__Reading passage__
%%
Ultrafast Optical Heating Induced Polarization-Dependent Optical Switching in Gold Nanowires

Abstract

Excitation using femtosecond laser pulses induced ultrafast heating of discontinuous gold nanowires, resulting in transient thermal expansion of the gold nanostructures that constitute the nanowires. The cross-plasmon resulting from the closely arranged gold nanostructures along the nanowires was modified by the change in the small gaps due to the thermal effect. This led to the spectral shift of the cross-plasmon resonance and laid the photophysical basis for the optical switching. A femtosecond pump-probe scheme was used to investigate the ultrafast optical switching dynamics. The most efficient optical switching effect was observed when the pump and probe laser pulses were polarized perpendicular and parallel to the discontinuous gold nanowires, respectively.
%%
__Recorded information__
%%
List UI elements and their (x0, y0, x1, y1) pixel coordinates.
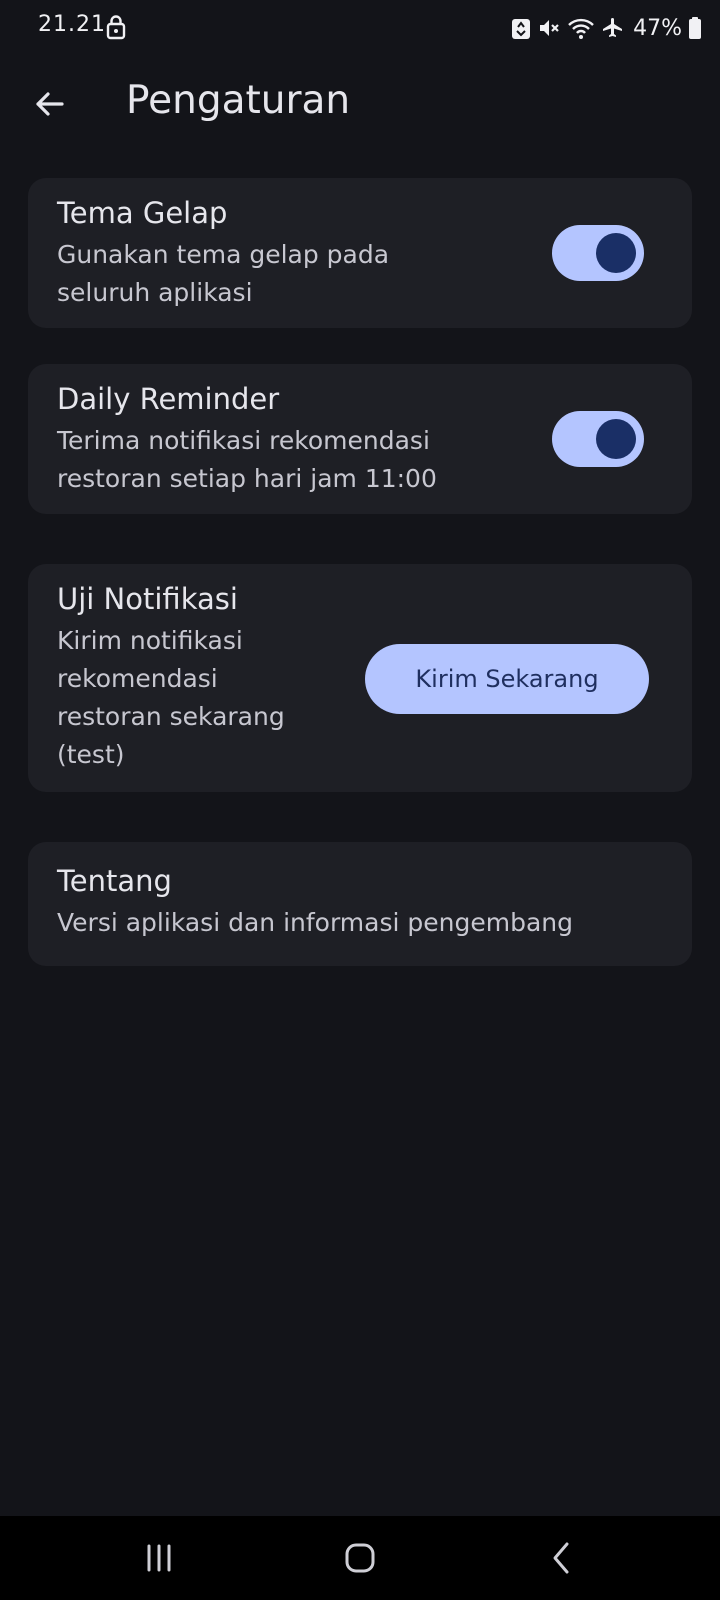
%%
__Stated goal__
Give each distinct hyphenated word that appears in the title and abstract on gold nanowire optical switching, listing each word only once.

__Response to this exercise__
Polarization-Dependent, cross-plasmon, pump-probe